[Start]

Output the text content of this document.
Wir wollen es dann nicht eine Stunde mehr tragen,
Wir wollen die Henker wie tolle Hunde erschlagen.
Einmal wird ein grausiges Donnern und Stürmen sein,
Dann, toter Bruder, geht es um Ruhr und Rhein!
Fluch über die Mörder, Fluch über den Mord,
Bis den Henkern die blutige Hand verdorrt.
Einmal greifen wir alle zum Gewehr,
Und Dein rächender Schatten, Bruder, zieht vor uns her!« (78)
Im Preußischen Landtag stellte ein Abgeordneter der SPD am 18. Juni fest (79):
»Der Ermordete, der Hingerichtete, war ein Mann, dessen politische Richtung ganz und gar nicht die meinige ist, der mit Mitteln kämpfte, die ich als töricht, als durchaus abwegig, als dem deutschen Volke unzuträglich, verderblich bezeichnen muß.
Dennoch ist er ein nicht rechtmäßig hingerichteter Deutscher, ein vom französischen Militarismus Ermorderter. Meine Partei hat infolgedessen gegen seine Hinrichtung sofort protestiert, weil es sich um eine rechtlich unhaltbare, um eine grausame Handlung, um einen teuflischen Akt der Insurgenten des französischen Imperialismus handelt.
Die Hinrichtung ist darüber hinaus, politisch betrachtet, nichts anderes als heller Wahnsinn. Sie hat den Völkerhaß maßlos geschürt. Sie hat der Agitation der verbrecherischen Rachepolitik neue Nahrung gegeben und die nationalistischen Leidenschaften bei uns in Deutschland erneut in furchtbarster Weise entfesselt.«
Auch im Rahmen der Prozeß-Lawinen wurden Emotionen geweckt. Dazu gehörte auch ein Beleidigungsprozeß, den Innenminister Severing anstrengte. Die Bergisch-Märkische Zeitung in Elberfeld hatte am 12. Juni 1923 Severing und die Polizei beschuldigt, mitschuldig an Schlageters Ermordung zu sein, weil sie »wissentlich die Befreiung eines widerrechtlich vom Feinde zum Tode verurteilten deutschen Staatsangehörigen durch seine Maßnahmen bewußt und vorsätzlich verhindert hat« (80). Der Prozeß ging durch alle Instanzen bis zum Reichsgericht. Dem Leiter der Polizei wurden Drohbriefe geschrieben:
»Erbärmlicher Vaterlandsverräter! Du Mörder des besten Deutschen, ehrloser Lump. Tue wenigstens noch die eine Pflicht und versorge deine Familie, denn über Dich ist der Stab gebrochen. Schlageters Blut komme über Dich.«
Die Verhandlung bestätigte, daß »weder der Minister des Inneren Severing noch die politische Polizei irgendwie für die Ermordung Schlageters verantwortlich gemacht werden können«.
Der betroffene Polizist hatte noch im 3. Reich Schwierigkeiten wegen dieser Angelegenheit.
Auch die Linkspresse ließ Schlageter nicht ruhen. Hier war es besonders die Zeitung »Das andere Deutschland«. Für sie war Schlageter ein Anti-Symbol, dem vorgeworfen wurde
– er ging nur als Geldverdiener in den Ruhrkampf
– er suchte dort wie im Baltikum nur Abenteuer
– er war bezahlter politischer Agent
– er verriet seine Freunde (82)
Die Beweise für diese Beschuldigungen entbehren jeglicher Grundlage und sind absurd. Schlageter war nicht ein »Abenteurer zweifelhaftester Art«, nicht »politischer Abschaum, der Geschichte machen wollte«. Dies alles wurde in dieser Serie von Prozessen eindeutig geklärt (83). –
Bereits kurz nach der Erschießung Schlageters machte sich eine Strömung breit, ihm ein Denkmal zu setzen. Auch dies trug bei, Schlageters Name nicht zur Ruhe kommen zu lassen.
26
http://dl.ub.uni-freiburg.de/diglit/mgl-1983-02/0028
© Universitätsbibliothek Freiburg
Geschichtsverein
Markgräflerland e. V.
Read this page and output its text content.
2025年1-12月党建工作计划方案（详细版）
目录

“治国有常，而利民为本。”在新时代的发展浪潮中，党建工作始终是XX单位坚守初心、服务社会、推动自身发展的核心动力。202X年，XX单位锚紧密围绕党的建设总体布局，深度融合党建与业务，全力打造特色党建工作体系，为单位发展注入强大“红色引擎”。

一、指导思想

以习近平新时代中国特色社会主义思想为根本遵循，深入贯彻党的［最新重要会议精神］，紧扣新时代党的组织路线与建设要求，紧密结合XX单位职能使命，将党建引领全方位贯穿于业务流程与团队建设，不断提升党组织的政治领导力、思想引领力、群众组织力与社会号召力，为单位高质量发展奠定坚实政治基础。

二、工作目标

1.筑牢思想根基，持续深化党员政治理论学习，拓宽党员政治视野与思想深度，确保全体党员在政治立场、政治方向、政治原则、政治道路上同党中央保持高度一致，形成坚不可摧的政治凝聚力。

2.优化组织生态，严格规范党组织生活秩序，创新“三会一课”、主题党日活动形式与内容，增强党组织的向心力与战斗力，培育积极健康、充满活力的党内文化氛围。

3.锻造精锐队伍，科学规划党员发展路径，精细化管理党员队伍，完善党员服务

[End]

◆ **TASK GOAL**
Copy exactly the lines from the one containing "Read this page and output its text content." through the last line of the records, both included, and nothing else.

◆ **RIGHT ANSWER**
Read this page and output its text content.
2025年1-12月党建工作计划方案（详细版）
目录

“治国有常，而利民为本。”在新时代的发展浪潮中，党建工作始终是XX单位坚守初心、服务社会、推动自身发展的核心动力。202X年，XX单位锚紧密围绕党的建设总体布局，深度融合党建与业务，全力打造特色党建工作体系，为单位发展注入强大“红色引擎”。

一、指导思想

以习近平新时代中国特色社会主义思想为根本遵循，深入贯彻党的［最新重要会议精神］，紧扣新时代党的组织路线与建设要求，紧密结合XX单位职能使命，将党建引领全方位贯穿于业务流程与团队建设，不断提升党组织的政治领导力、思想引领力、群众组织力与社会号召力，为单位高质量发展奠定坚实政治基础。

二、工作目标

1.筑牢思想根基，持续深化党员政治理论学习，拓宽党员政治视野与思想深度，确保全体党员在政治立场、政治方向、政治原则、政治道路上同党中央保持高度一致，形成坚不可摧的政治凝聚力。

2.优化组织生态，严格规范党组织生活秩序，创新“三会一课”、主题党日活动形式与内容，增强党组织的向心力与战斗力，培育积极健康、充满活力的党内文化氛围。

3.锻造精锐队伍，科学规划党员发展路径，精细化管理党员队伍，完善党员服务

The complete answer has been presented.